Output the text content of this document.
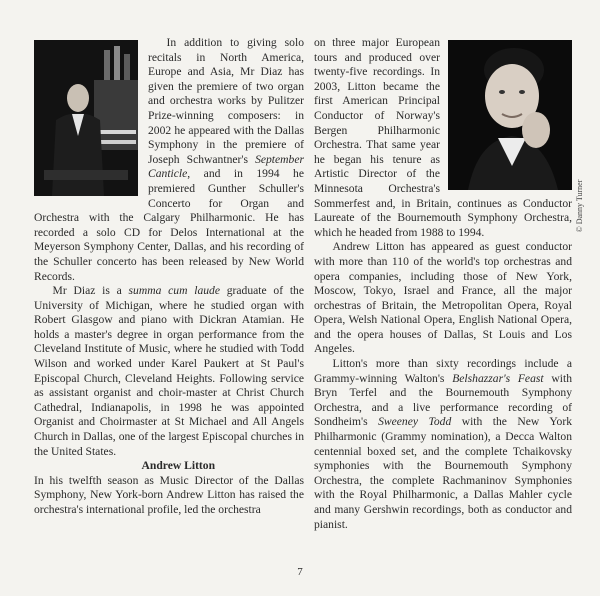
In addition to giving solo recitals in North America, Europe and Asia, Mr Diaz has given the premiere of two organ and orchestra works by Pulitzer Prize-winning composers: in 2002 he appeared with the Dallas Symphony in the premiere of Joseph Schwantner's September Canticle, and in 1994 he premiered Gunther Schuller's Concerto for Organ and Orchestra with the Calgary Philharmonic. He has recorded a solo CD for Delos International at the Meyerson Symphony Center, Dallas, and his recording of the Schuller concerto has been released by New World Records.

Mr Diaz is a summa cum laude graduate of the University of Michigan, where he studied organ with Robert Glasgow and piano with Dickran Atamian. He holds a master's degree in organ performance from the Cleveland Institute of Music, where he studied with Todd Wilson and worked under Karel Paukert at St Paul's Episcopal Church, Cleveland Heights. Following service as assistant organist and choir-master at Christ Church Cathedral, Indianapolis, in 1998 he was appointed Organist and Choirmaster at St Michael and All Angels Church in Dallas, one of the largest Episcopal churches in the United States.

Andrew Litton

In his twelfth season as Music Director of the Dallas Symphony, New York-born Andrew Litton has raised the orchestra's international profile, led the orchestra

© Danny Turner

on three major European tours and produced over twenty-five recordings. In 2003, Litton became the first American Principal Conductor of Norway's Bergen Philharmonic Orchestra. That same year he began his tenure as Artistic Director of the Minnesota Orchestra's Sommerfest and, in Britain, continues as Conductor Laureate of the Bournemouth Symphony Orchestra, which he headed from 1988 to 1994.

Andrew Litton has appeared as guest conductor with more than 110 of the world's top orchestras and opera companies, including those of New York, Moscow, Tokyo, Israel and France, all the major orchestras of Britain, the Metropolitan Opera, Royal Opera, Welsh National Opera, English National Opera, and the opera houses of Dallas, St Louis and Los Angeles.

Litton's more than sixty recordings include a Grammy-winning Walton's Belshazzar's Feast with Bryn Terfel and the Bournemouth Symphony Orchestra, and a live performance recording of Sondheim's Sweeney Todd with the New York Philharmonic (Grammy nomination), a Decca Walton centennial boxed set, and the complete Tchaikovsky symphonies with the Bournemouth Symphony Orchestra, the complete Rachmaninov Symphonies with the Royal Philharmonic, a Dallas Mahler cycle and many Gershwin recordings, both as conductor and pianist.

7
+===+
- [AIM] Restate the entire listing word for word, excluding pictures.

- [TASK RESPONSE]
Output the text content of this document.
In addition to giving solo recitals in North America, Europe and Asia, Mr Diaz has given the premiere of two organ and orchestra works by Pulitzer Prize-winning composers: in 2002 he appeared with the Dallas Symphony in the premiere of Joseph Schwantner's September Canticle, and in 1994 he premiered Gunther Schuller's Concerto for Organ and Orchestra with the Calgary Philharmonic. He has recorded a solo CD for Delos International at the Meyerson Symphony Center, Dallas, and his recording of the Schuller concerto has been released by New World Records.

Mr Diaz is a summa cum laude graduate of the University of Michigan, where he studied organ with Robert Glasgow and piano with Dickran Atamian. He holds a master's degree in organ performance from the Cleveland Institute of Music, where he studied with Todd Wilson and worked under Karel Paukert at St Paul's Episcopal Church, Cleveland Heights. Following service as assistant organist and choir-master at Christ Church Cathedral, Indianapolis, in 1998 he was appointed Organist and Choirmaster at St Michael and All Angels Church in Dallas, one of the largest Episcopal churches in the United States.

Andrew Litton

In his twelfth season as Music Director of the Dallas Symphony, New York-born Andrew Litton has raised the orchestra's international profile, led the orchestra

© Danny Turner

on three major European tours and produced over twenty-five recordings. In 2003, Litton became the first American Principal Conductor of Norway's Bergen Philharmonic Orchestra. That same year he began his tenure as Artistic Director of the Minnesota Orchestra's Sommerfest and, in Britain, continues as Conductor Laureate of the Bournemouth Symphony Orchestra, which he headed from 1988 to 1994.

Andrew Litton has appeared as guest conductor with more than 110 of the world's top orchestras and opera companies, including those of New York, Moscow, Tokyo, Israel and France, all the major orchestras of Britain, the Metropolitan Opera, Royal Opera, Welsh National Opera, English National Opera, and the opera houses of Dallas, St Louis and Los Angeles.

Litton's more than sixty recordings include a Grammy-winning Walton's Belshazzar's Feast with Bryn Terfel and the Bournemouth Symphony Orchestra, and a live performance recording of Sondheim's Sweeney Todd with the New York Philharmonic (Grammy nomination), a Decca Walton centennial boxed set, and the complete Tchaikovsky symphonies with the Bournemouth Symphony Orchestra, the complete Rachmaninov Symphonies with the Royal Philharmonic, a Dallas Mahler cycle and many Gershwin recordings, both as conductor and pianist.

7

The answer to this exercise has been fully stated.